== Task ==
Copy the rows from the line containing "- spectrogram-noise-blob: [112, 208, 122, 217]" through the line containing "- spectrogram-noise-blob: [60, 66, 71, 73]", both included, character for character.

== Provided information ==
-- START --

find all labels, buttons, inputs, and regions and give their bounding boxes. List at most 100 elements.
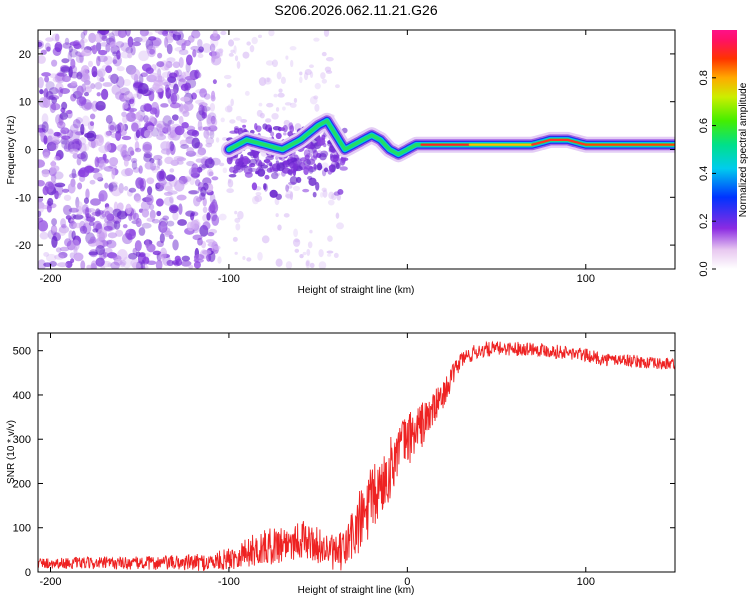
- spectrogram-noise-blob: [112, 208, 122, 217]
- spectrogram-noise-blob: [193, 261, 201, 269]
- spectrogram-noise-blob: [144, 161, 154, 170]
- spectrogram-noise-blob: [336, 222, 345, 230]
- spectrogram-noise-blob: [116, 76, 125, 88]
- spectrogram-noise-blob: [77, 182, 83, 190]
- spectrogram-noise-blob: [293, 160, 298, 170]
- spectrogram-noise-blob: [156, 210, 162, 217]
- spectrogram-noise-blob: [132, 167, 141, 173]
- spectrogram-noise-blob: [107, 262, 112, 268]
- spectrogram-noise-blob: [60, 66, 71, 73]
- spectrogram-noise-blob: [156, 158, 161, 169]
- x-tick-label: 100: [577, 576, 595, 588]
- spectrogram-noise-blob: [122, 78, 131, 87]
- spectrogram-noise-blob: [42, 96, 51, 108]
- spectrogram-noise-blob: [146, 243, 156, 253]
- spectrogram-noise-blob: [327, 253, 332, 257]
- spectrogram-noise-blob: [89, 179, 96, 185]
- spectrogram-noise-blob: [289, 176, 298, 185]
- spectrogram-noise-blob: [327, 169, 333, 175]
- spectrogram-noise-blob: [134, 140, 140, 151]
- spectrogram-noise-blob: [125, 46, 134, 54]
- spectrogram-noise-blob: [98, 145, 109, 154]
- spectrogram-noise-blob: [178, 203, 183, 215]
- spectrogram-noise-blob: [90, 139, 96, 149]
- x-tick-label: -200: [39, 576, 61, 588]
- spectrogram-noise-blob: [204, 158, 215, 169]
- spectrogram-noise-blob: [56, 40, 62, 45]
- spectrogram-noise-blob: [218, 213, 227, 221]
- spectrogram-noise-blob: [327, 199, 335, 206]
- spectrogram-noise-blob: [38, 203, 44, 213]
- spectrogram-noise-blob: [133, 37, 143, 43]
- spectrogram-noise-blob: [85, 217, 96, 222]
- spectrogram-noise-blob: [38, 180, 45, 187]
- spectrogram-noise-blob: [51, 96, 58, 104]
- spectrogram-noise-blob: [48, 140, 59, 151]
- spectrogram-noise-blob: [202, 249, 212, 255]
- spectrogram-noise-blob: [72, 40, 81, 49]
- spectrogram-noise-blob: [111, 84, 121, 96]
- spectrogram-noise-blob: [135, 111, 141, 121]
- spectrogram-noise-blob: [104, 142, 112, 152]
- spectrogram-noise-blob: [275, 132, 282, 140]
- spectrogram-noise-blob: [271, 112, 279, 120]
- spectrogram-noise-blob: [112, 59, 118, 65]
- x-tick-label: -200: [39, 273, 61, 285]
- spectrogram-noise-blob: [130, 45, 136, 56]
- spectrogram-noise-blob: [276, 162, 285, 172]
- spectrogram-noise-blob: [92, 228, 99, 233]
- spectrogram-noise-blob: [169, 168, 175, 173]
- spectrogram-noise-blob: [123, 158, 129, 167]
- spectrogram-noise-blob: [132, 41, 142, 47]
- spectrogram-noise-blob: [38, 76, 44, 89]
- spectrogram-noise-blob: [109, 41, 116, 48]
- spectrogram-noise-blob: [283, 213, 290, 218]
- spectrogram-noise-blob: [207, 232, 215, 237]
- spectrogram-noise-blob: [61, 101, 68, 110]
- spectrogram-noise-blob: [307, 241, 313, 249]
- spectrogram-noise-blob: [313, 163, 317, 170]
- spectrogram-noise-blob: [128, 228, 136, 237]
- spectrogram-noise-blob: [202, 206, 208, 214]
- spectrogram-noise-blob: [166, 57, 176, 63]
- spectrogram-noise-blob: [234, 217, 241, 223]
- spectrogram-noise-blob: [142, 143, 153, 153]
- spectrogram-noise-blob: [149, 48, 156, 55]
- spectrogram-noise-blob: [157, 52, 163, 59]
- spectrogram-noise-blob: [197, 237, 203, 246]
- spectrogram-noise-blob: [65, 215, 72, 220]
- spectrogram-noise-blob: [178, 49, 189, 56]
- spectrogram-noise-blob: [234, 251, 238, 255]
- spectrogram-noise-blob: [303, 149, 311, 158]
- spectrogram-noise-blob: [103, 225, 113, 231]
- spectrogram-noise-blob: [228, 52, 234, 57]
- spectrogram-noise-blob: [215, 137, 220, 143]
- spectrogram-noise-blob: [177, 219, 187, 226]
- spectrogram-noise-blob: [314, 103, 320, 112]
- spectrogram-noise-blob: [275, 193, 282, 200]
- spectrogram-noise-blob: [116, 66, 125, 72]
- y-tick-label: -20: [15, 240, 31, 252]
- y-tick-label: 10: [19, 97, 31, 109]
- spectrogram-noise-blob: [109, 124, 115, 131]
- spectrogram-noise-blob: [172, 30, 183, 35]
- spectrogram-noise-blob: [62, 204, 71, 214]
- spectrogram-noise-blob: [193, 218, 200, 228]
- spectrogram-noise-blob: [258, 102, 263, 107]
- spectrogram-noise-blob: [159, 232, 165, 244]
- spectrogram-noise-blob: [108, 156, 119, 167]
- spectrogram-noise-blob: [209, 203, 216, 213]
- spectrogram-noise-blob: [309, 229, 313, 234]
- spectrogram-noise-blob: [42, 152, 50, 159]
- spectrogram-noise-blob: [162, 215, 170, 221]
- spectrogram-noise-blob: [70, 58, 76, 69]
- spectrogram-noise-blob: [45, 128, 55, 141]
- spectrogram-noise-blob: [140, 259, 146, 269]
- spectrogram-noise-blob: [70, 258, 75, 264]
- spectrogram-noise-blob: [134, 196, 142, 203]
- spectrogram-noise-blob: [318, 261, 327, 269]
- spectrogram-noise-blob: [206, 114, 213, 125]
- colorbar-tick-label: 0.4: [698, 166, 710, 181]
- spectrogram-noise-blob: [84, 143, 90, 151]
- spectrogram-noise-blob: [99, 42, 110, 47]
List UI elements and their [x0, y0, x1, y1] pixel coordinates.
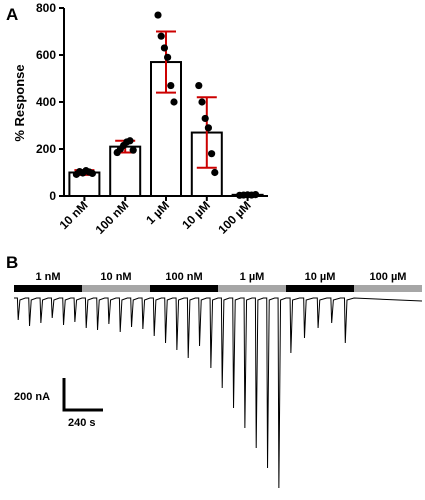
y-tick-label: 200	[36, 142, 56, 156]
data-point	[211, 168, 219, 177]
data-point	[157, 32, 165, 40]
concentration-bar	[218, 285, 286, 292]
data-point	[126, 137, 134, 145]
x-tick-label: 100 nM	[93, 198, 132, 237]
y-tick-label: 600	[36, 48, 56, 62]
y-tick-label: 0	[49, 189, 56, 203]
data-point	[88, 169, 96, 178]
data-point	[167, 81, 175, 90]
scale-bar-current-label: 200 nA	[14, 391, 50, 403]
concentration-label: 100 µM	[370, 271, 407, 283]
concentration-bar	[150, 285, 218, 292]
data-point	[198, 98, 206, 106]
bar-chart: 0 200 400 600 800 10 nM 100 nM 1 µM 10 µM 100 µM	[36, 1, 268, 237]
data-point	[195, 81, 203, 90]
data-point	[129, 146, 137, 154]
concentration-bar	[354, 285, 422, 292]
concentration-bar	[286, 285, 354, 292]
concentration-label: 1 µM	[240, 271, 265, 283]
panel-b-letter: B	[6, 253, 18, 272]
current-trace-chart: 1 nM 10 nM 100 nM 1 µM 10 µM 100 µM	[14, 271, 423, 489]
x-tick-label: 10 µM	[179, 198, 213, 232]
concentration-label: 1 nM	[35, 271, 60, 283]
concentration-label: 100 nM	[165, 271, 202, 283]
concentration-label: 10 µM	[305, 271, 336, 283]
bar	[150, 61, 182, 197]
data-point	[170, 98, 178, 106]
current-trace	[14, 297, 423, 489]
x-tick-label: 10 nM	[57, 198, 91, 232]
data-point	[208, 150, 216, 158]
concentration-bar	[14, 285, 82, 292]
panel-a-letter: A	[6, 5, 18, 24]
data-point	[201, 114, 209, 123]
concentration-bar	[82, 285, 150, 292]
y-axis-title: % Response	[12, 64, 27, 141]
scale-bar: 200 nA 240 s	[14, 378, 103, 429]
data-point	[164, 53, 172, 61]
x-tick-label: 100 µM	[215, 198, 253, 236]
y-tick-label: 400	[36, 95, 56, 109]
data-point	[160, 44, 168, 52]
data-point	[252, 190, 260, 199]
concentration-label: 10 nM	[100, 271, 131, 283]
y-tick-label: 800	[36, 1, 56, 15]
x-tick-label: 1 µM	[143, 198, 172, 227]
scale-bar-time-label: 240 s	[68, 417, 96, 429]
data-point	[204, 124, 212, 132]
data-point	[154, 11, 162, 19]
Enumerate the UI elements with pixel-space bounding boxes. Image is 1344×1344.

-- END --

== Task result ==
- spectrogram-noise-blob: [112, 208, 122, 217]
- spectrogram-noise-blob: [193, 261, 201, 269]
- spectrogram-noise-blob: [144, 161, 154, 170]
- spectrogram-noise-blob: [336, 222, 345, 230]
- spectrogram-noise-blob: [116, 76, 125, 88]
- spectrogram-noise-blob: [77, 182, 83, 190]
- spectrogram-noise-blob: [293, 160, 298, 170]
- spectrogram-noise-blob: [156, 210, 162, 217]
- spectrogram-noise-blob: [132, 167, 141, 173]
- spectrogram-noise-blob: [107, 262, 112, 268]
- spectrogram-noise-blob: [60, 66, 71, 73]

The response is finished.